▸ YOUR GOAL
Copy all of the material below exactly.

-- BEGIN DATA LINES --

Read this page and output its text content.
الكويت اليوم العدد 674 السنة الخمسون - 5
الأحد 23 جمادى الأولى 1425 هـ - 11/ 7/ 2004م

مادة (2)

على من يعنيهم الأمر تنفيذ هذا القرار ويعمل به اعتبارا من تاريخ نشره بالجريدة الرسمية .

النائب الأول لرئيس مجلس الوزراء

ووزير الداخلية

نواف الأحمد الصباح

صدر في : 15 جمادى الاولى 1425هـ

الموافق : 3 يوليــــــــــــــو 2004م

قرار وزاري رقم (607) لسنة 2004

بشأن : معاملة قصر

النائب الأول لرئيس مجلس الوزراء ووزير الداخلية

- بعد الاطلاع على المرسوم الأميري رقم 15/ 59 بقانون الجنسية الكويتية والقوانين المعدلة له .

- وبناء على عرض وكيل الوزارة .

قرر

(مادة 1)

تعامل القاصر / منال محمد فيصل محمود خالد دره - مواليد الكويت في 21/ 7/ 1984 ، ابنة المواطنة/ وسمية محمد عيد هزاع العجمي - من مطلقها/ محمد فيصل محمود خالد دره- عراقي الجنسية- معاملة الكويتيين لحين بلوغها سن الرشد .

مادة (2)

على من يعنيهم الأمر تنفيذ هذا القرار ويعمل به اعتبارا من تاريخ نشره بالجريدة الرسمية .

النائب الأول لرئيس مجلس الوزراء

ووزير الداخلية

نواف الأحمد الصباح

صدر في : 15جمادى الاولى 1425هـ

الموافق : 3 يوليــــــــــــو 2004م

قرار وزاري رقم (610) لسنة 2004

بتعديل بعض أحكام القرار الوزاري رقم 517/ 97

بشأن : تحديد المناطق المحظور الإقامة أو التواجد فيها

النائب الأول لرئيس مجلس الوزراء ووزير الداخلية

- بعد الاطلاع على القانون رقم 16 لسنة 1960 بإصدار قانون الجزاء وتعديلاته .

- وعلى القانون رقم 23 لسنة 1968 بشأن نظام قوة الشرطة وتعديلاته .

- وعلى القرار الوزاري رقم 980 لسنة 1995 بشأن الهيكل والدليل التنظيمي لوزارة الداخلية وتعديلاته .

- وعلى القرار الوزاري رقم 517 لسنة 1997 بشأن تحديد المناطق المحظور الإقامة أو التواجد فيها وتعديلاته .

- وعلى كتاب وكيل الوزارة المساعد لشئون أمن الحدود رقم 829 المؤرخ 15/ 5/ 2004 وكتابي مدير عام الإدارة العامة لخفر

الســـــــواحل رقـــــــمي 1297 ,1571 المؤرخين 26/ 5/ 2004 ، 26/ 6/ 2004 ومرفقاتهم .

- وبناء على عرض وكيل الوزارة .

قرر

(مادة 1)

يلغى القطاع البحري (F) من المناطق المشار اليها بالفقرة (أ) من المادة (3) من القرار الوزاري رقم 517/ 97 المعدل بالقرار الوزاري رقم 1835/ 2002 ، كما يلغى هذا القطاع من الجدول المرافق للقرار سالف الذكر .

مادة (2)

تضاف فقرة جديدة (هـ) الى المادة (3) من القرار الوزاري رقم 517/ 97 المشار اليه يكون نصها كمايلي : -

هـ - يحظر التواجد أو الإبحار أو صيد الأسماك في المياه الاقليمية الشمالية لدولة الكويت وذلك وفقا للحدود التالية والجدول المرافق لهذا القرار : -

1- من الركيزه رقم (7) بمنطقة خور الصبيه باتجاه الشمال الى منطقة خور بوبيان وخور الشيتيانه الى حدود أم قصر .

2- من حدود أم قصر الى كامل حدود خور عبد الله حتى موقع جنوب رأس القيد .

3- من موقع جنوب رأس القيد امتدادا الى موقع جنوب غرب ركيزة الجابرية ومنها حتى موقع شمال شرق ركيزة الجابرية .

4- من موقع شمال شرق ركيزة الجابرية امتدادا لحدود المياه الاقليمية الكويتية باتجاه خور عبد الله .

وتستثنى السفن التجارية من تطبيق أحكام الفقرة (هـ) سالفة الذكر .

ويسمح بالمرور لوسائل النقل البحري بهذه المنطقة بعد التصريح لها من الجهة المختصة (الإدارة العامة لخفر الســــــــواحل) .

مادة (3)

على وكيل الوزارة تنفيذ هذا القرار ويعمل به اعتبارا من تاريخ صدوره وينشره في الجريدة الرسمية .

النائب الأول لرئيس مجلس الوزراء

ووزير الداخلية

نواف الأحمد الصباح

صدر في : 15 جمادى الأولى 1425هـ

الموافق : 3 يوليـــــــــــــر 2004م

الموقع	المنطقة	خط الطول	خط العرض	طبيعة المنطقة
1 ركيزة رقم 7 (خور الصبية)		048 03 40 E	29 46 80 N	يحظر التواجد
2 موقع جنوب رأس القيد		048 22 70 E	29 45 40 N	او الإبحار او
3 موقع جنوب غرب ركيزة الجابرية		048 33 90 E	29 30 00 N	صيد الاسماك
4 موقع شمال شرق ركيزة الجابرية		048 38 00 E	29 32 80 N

-- END DATA LINES --

▸ WORKED SOLUTION
Read this page and output its text content.
الكويت اليوم العدد 674 السنة الخمسون - 5
الأحد 23 جمادى الأولى 1425 هـ - 11/ 7/ 2004م

مادة (2)

على من يعنيهم الأمر تنفيذ هذا القرار ويعمل به اعتبارا من تاريخ نشره بالجريدة الرسمية .

النائب الأول لرئيس مجلس الوزراء

ووزير الداخلية

نواف الأحمد الصباح

صدر في : 15 جمادى الاولى 1425هـ

الموافق : 3 يوليــــــــــــــو 2004م

قرار وزاري رقم (607) لسنة 2004

بشأن : معاملة قصر

النائب الأول لرئيس مجلس الوزراء ووزير الداخلية

- بعد الاطلاع على المرسوم الأميري رقم 15/ 59 بقانون الجنسية الكويتية والقوانين المعدلة له .

- وبناء على عرض وكيل الوزارة .

قرر

(مادة 1)

تعامل القاصر / منال محمد فيصل محمود خالد دره - مواليد الكويت في 21/ 7/ 1984 ، ابنة المواطنة/ وسمية محمد عيد هزاع العجمي - من مطلقها/ محمد فيصل محمود خالد دره- عراقي الجنسية- معاملة الكويتيين لحين بلوغها سن الرشد .

مادة (2)

على من يعنيهم الأمر تنفيذ هذا القرار ويعمل به اعتبارا من تاريخ نشره بالجريدة الرسمية .

النائب الأول لرئيس مجلس الوزراء

ووزير الداخلية

نواف الأحمد الصباح

صدر في : 15جمادى الاولى 1425هـ

الموافق : 3 يوليــــــــــــو 2004م

قرار وزاري رقم (610) لسنة 2004

بتعديل بعض أحكام القرار الوزاري رقم 517/ 97

بشأن : تحديد المناطق المحظور الإقامة أو التواجد فيها

النائب الأول لرئيس مجلس الوزراء ووزير الداخلية

- بعد الاطلاع على القانون رقم 16 لسنة 1960 بإصدار قانون الجزاء وتعديلاته .

- وعلى القانون رقم 23 لسنة 1968 بشأن نظام قوة الشرطة وتعديلاته .

- وعلى القرار الوزاري رقم 980 لسنة 1995 بشأن الهيكل والدليل التنظيمي لوزارة الداخلية وتعديلاته .

- وعلى القرار الوزاري رقم 517 لسنة 1997 بشأن تحديد المناطق المحظور الإقامة أو التواجد فيها وتعديلاته .

- وعلى كتاب وكيل الوزارة المساعد لشئون أمن الحدود رقم 829 المؤرخ 15/ 5/ 2004 وكتابي مدير عام الإدارة العامة لخفر

الســـــــواحل رقـــــــمي 1297 ,1571 المؤرخين 26/ 5/ 2004 ، 26/ 6/ 2004 ومرفقاتهم .

- وبناء على عرض وكيل الوزارة .

قرر

(مادة 1)

يلغى القطاع البحري (F) من المناطق المشار اليها بالفقرة (أ) من المادة (3) من القرار الوزاري رقم 517/ 97 المعدل بالقرار الوزاري رقم 1835/ 2002 ، كما يلغى هذا القطاع من الجدول المرافق للقرار سالف الذكر .

مادة (2)

تضاف فقرة جديدة (هـ) الى المادة (3) من القرار الوزاري رقم 517/ 97 المشار اليه يكون نصها كمايلي : -

هـ - يحظر التواجد أو الإبحار أو صيد الأسماك في المياه الاقليمية الشمالية لدولة الكويت وذلك وفقا للحدود التالية والجدول المرافق لهذا القرار : -

1- من الركيزه رقم (7) بمنطقة خور الصبيه باتجاه الشمال الى منطقة خور بوبيان وخور الشيتيانه الى حدود أم قصر .

2- من حدود أم قصر الى كامل حدود خور عبد الله حتى موقع جنوب رأس القيد .

3- من موقع جنوب رأس القيد امتدادا الى موقع جنوب غرب ركيزة الجابرية ومنها حتى موقع شمال شرق ركيزة الجابرية .

4- من موقع شمال شرق ركيزة الجابرية امتدادا لحدود المياه الاقليمية الكويتية باتجاه خور عبد الله .

وتستثنى السفن التجارية من تطبيق أحكام الفقرة (هـ) سالفة الذكر .

ويسمح بالمرور لوسائل النقل البحري بهذه المنطقة بعد التصريح لها من الجهة المختصة (الإدارة العامة لخفر الســــــــواحل) .

مادة (3)

على وكيل الوزارة تنفيذ هذا القرار ويعمل به اعتبارا من تاريخ صدوره وينشره في الجريدة الرسمية .

النائب الأول لرئيس مجلس الوزراء

ووزير الداخلية

نواف الأحمد الصباح

صدر في : 15 جمادى الأولى 1425هـ

الموافق : 3 يوليـــــــــــــر 2004م

الموقع	المنطقة	خط الطول	خط العرض	طبيعة المنطقة
1 ركيزة رقم 7 (خور الصبية)		048 03 40 E	29 46 80 N	يحظر التواجد
2 موقع جنوب رأس القيد		048 22 70 E	29 45 40 N	او الإبحار او
3 موقع جنوب غرب ركيزة الجابرية		048 33 90 E	29 30 00 N	صيد الاسماك
4 موقع شمال شرق ركيزة الجابرية		048 38 00 E	29 32 80 N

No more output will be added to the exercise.